> **REQUIRED WORK**:
Copy out all of the material exactly as presented.

━━ MATERIAL SUPPLIED

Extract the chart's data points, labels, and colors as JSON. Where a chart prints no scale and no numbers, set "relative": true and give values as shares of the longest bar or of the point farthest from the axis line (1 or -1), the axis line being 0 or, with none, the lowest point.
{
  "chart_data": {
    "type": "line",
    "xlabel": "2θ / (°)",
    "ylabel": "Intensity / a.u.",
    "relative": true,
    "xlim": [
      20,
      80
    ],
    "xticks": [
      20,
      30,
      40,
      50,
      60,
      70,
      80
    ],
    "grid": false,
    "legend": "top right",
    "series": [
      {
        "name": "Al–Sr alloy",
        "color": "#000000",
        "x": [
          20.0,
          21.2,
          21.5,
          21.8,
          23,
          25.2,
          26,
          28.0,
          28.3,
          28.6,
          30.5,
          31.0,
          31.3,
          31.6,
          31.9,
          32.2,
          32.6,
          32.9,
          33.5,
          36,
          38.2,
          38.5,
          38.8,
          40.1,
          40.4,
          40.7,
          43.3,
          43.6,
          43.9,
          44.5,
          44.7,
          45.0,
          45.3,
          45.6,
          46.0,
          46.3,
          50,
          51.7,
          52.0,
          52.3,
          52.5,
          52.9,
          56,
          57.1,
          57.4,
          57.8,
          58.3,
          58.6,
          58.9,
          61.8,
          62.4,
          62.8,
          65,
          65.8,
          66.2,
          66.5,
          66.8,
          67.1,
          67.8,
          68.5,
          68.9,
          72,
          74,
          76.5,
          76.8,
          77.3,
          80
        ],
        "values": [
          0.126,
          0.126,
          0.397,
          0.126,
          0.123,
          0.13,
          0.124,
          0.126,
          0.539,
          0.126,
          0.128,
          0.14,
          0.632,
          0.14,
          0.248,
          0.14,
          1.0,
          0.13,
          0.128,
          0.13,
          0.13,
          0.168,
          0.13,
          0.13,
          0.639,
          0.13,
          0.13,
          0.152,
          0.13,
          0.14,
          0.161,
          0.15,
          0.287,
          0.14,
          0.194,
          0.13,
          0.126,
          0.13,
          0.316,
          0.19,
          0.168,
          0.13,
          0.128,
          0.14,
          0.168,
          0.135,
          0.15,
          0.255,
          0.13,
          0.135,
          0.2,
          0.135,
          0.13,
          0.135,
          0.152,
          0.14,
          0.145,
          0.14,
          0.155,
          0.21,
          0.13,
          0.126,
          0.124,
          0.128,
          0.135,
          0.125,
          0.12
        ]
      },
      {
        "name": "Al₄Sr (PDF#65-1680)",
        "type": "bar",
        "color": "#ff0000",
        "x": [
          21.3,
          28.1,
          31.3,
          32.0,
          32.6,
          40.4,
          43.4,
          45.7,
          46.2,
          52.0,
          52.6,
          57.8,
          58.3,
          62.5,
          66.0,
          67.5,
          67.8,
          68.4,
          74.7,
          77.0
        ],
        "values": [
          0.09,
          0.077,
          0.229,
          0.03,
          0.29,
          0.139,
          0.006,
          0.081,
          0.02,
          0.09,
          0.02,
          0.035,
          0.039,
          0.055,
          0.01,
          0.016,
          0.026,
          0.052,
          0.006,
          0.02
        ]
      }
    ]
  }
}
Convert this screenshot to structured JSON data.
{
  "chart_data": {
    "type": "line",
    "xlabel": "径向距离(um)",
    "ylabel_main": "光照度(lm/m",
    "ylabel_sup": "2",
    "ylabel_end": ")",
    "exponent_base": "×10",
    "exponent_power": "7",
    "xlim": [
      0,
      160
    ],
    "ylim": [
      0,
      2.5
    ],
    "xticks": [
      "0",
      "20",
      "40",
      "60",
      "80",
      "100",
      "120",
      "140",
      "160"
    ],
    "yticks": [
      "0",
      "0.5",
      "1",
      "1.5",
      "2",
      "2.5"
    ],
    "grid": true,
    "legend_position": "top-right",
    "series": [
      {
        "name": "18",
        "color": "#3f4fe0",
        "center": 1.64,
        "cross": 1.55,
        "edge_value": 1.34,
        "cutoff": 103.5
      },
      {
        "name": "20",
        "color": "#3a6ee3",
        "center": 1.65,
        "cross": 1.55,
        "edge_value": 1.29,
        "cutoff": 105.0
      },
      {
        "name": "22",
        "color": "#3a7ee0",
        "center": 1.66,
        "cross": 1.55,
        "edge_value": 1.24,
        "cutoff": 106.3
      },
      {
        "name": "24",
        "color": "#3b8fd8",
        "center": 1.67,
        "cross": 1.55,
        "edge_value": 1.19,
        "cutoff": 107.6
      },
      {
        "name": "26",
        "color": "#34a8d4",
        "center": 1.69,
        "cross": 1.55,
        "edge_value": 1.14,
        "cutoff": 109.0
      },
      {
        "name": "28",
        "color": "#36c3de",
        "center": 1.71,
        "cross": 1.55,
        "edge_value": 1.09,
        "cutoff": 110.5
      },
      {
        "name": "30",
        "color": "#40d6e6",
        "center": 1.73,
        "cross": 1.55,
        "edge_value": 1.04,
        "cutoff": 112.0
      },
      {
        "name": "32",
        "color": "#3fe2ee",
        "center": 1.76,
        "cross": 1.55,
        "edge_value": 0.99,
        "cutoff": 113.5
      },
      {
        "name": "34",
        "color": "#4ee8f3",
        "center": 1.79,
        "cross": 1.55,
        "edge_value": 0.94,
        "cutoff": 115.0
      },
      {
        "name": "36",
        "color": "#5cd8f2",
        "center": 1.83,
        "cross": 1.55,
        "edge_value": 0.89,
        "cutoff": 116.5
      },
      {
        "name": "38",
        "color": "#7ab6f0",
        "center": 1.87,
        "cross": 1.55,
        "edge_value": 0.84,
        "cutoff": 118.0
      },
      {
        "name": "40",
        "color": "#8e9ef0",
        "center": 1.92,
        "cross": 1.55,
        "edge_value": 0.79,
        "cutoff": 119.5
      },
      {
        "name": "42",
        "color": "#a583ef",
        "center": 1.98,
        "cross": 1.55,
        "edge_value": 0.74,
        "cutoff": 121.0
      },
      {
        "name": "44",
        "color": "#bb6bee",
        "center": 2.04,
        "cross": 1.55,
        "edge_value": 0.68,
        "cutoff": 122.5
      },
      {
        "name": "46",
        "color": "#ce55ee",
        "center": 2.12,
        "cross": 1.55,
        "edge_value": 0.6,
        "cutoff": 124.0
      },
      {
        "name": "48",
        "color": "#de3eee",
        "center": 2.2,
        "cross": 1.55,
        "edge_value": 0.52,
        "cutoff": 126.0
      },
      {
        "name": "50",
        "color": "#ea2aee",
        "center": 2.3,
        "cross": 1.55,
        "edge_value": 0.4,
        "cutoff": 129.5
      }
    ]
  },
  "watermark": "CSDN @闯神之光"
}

━━━━

> **COMPLETED EXERCISE**:
Extract the chart's data points, labels, and colors as JSON. Where a chart prints no scale and no numbers, set "relative": true and give values as shares of the longest bar or of the point farthest from the axis line (1 or -1), the axis line being 0 or, with none, the lowest point.
{
  "chart_data": {
    "type": "line",
    "xlabel": "2θ / (°)",
    "ylabel": "Intensity / a.u.",
    "relative": true,
    "xlim": [
      20,
      80
    ],
    "xticks": [
      20,
      30,
      40,
      50,
      60,
      70,
      80
    ],
    "grid": false,
    "legend": "top right",
    "series": [
      {
        "name": "Al–Sr alloy",
        "color": "#000000",
        "x": [
          20.0,
          21.2,
          21.5,
          21.8,
          23,
          25.2,
          26,
          28.0,
          28.3,
          28.6,
          30.5,
          31.0,
          31.3,
          31.6,
          31.9,
          32.2,
          32.6,
          32.9,
          33.5,
          36,
          38.2,
          38.5,
          38.8,
          40.1,
          40.4,
          40.7,
          43.3,
          43.6,
          43.9,
          44.5,
          44.7,
          45.0,
          45.3,
          45.6,
          46.0,
          46.3,
          50,
          51.7,
          52.0,
          52.3,
          52.5,
          52.9,
          56,
          57.1,
          57.4,
          57.8,
          58.3,
          58.6,
          58.9,
          61.8,
          62.4,
          62.8,
          65,
          65.8,
          66.2,
          66.5,
          66.8,
          67.1,
          67.8,
          68.5,
          68.9,
          72,
          74,
          76.5,
          76.8,
          77.3,
          80
        ],
        "values": [
          0.126,
          0.126,
          0.397,
          0.126,
          0.123,
          0.13,
          0.124,
          0.126,
          0.539,
          0.126,
          0.128,
          0.14,
          0.632,
          0.14,
          0.248,
          0.14,
          1.0,
          0.13,
          0.128,
          0.13,
          0.13,
          0.168,
          0.13,
          0.13,
          0.639,
          0.13,
          0.13,
          0.152,
          0.13,
          0.14,
          0.161,
          0.15,
          0.287,
          0.14,
          0.194,
          0.13,
          0.126,
          0.13,
          0.316,
          0.19,
          0.168,
          0.13,
          0.128,
          0.14,
          0.168,
          0.135,
          0.15,
          0.255,
          0.13,
          0.135,
          0.2,
          0.135,
          0.13,
          0.135,
          0.152,
          0.14,
          0.145,
          0.14,
          0.155,
          0.21,
          0.13,
          0.126,
          0.124,
          0.128,
          0.135,
          0.125,
          0.12
        ]
      },
      {
        "name": "Al₄Sr (PDF#65-1680)",
        "type": "bar",
        "color": "#ff0000",
        "x": [
          21.3,
          28.1,
          31.3,
          32.0,
          32.6,
          40.4,
          43.4,
          45.7,
          46.2,
          52.0,
          52.6,
          57.8,
          58.3,
          62.5,
          66.0,
          67.5,
          67.8,
          68.4,
          74.7,
          77.0
        ],
        "values": [
          0.09,
          0.077,
          0.229,
          0.03,
          0.29,
          0.139,
          0.006,
          0.081,
          0.02,
          0.09,
          0.02,
          0.035,
          0.039,
          0.055,
          0.01,
          0.016,
          0.026,
          0.052,
          0.006,
          0.02
        ]
      }
    ]
  }
}
Convert this screenshot to structured JSON data.
{
  "chart_data": {
    "type": "line",
    "xlabel": "径向距离(um)",
    "ylabel_main": "光照度(lm/m",
    "ylabel_sup": "2",
    "ylabel_end": ")",
    "exponent_base": "×10",
    "exponent_power": "7",
    "xlim": [
      0,
      160
    ],
    "ylim": [
      0,
      2.5
    ],
    "xticks": [
      "0",
      "20",
      "40",
      "60",
      "80",
      "100",
      "120",
      "140",
      "160"
    ],
    "yticks": [
      "0",
      "0.5",
      "1",
      "1.5",
      "2",
      "2.5"
    ],
    "grid": true,
    "legend_position": "top-right",
    "series": [
      {
        "name": "18",
        "color": "#3f4fe0",
        "center": 1.64,
        "cross": 1.55,
        "edge_value": 1.34,
        "cutoff": 103.5
      },
      {
        "name": "20",
        "color": "#3a6ee3",
        "center": 1.65,
        "cross": 1.55,
        "edge_value": 1.29,
        "cutoff": 105.0
      },
      {
        "name": "22",
        "color": "#3a7ee0",
        "center": 1.66,
        "cross": 1.55,
        "edge_value": 1.24,
        "cutoff": 106.3
      },
      {
        "name": "24",
        "color": "#3b8fd8",
        "center": 1.67,
        "cross": 1.55,
        "edge_value": 1.19,
        "cutoff": 107.6
      },
      {
        "name": "26",
        "color": "#34a8d4",
        "center": 1.69,
        "cross": 1.55,
        "edge_value": 1.14,
        "cutoff": 109.0
      },
      {
        "name": "28",
        "color": "#36c3de",
        "center": 1.71,
        "cross": 1.55,
        "edge_value": 1.09,
        "cutoff": 110.5
      },
      {
        "name": "30",
        "color": "#40d6e6",
        "center": 1.73,
        "cross": 1.55,
        "edge_value": 1.04,
        "cutoff": 112.0
      },
      {
        "name": "32",
        "color": "#3fe2ee",
        "center": 1.76,
        "cross": 1.55,
        "edge_value": 0.99,
        "cutoff": 113.5
      },
      {
        "name": "34",
        "color": "#4ee8f3",
        "center": 1.79,
        "cross": 1.55,
        "edge_value": 0.94,
        "cutoff": 115.0
      },
      {
        "name": "36",
        "color": "#5cd8f2",
        "center": 1.83,
        "cross": 1.55,
        "edge_value": 0.89,
        "cutoff": 116.5
      },
      {
        "name": "38",
        "color": "#7ab6f0",
        "center": 1.87,
        "cross": 1.55,
        "edge_value": 0.84,
        "cutoff": 118.0
      },
      {
        "name": "40",
        "color": "#8e9ef0",
        "center": 1.92,
        "cross": 1.55,
        "edge_value": 0.79,
        "cutoff": 119.5
      },
      {
        "name": "42",
        "color": "#a583ef",
        "center": 1.98,
        "cross": 1.55,
        "edge_value": 0.74,
        "cutoff": 121.0
      },
      {
        "name": "44",
        "color": "#bb6bee",
        "center": 2.04,
        "cross": 1.55,
        "edge_value": 0.68,
        "cutoff": 122.5
      },
      {
        "name": "46",
        "color": "#ce55ee",
        "center": 2.12,
        "cross": 1.55,
        "edge_value": 0.6,
        "cutoff": 124.0
      },
      {
        "name": "48",
        "color": "#de3eee",
        "center": 2.2,
        "cross": 1.55,
        "edge_value": 0.52,
        "cutoff": 126.0
      },
      {
        "name": "50",
        "color": "#ea2aee",
        "center": 2.3,
        "cross": 1.55,
        "edge_value": 0.4,
        "cutoff": 129.5
      }
    ]
  },
  "watermark": "CSDN @闯神之光"
}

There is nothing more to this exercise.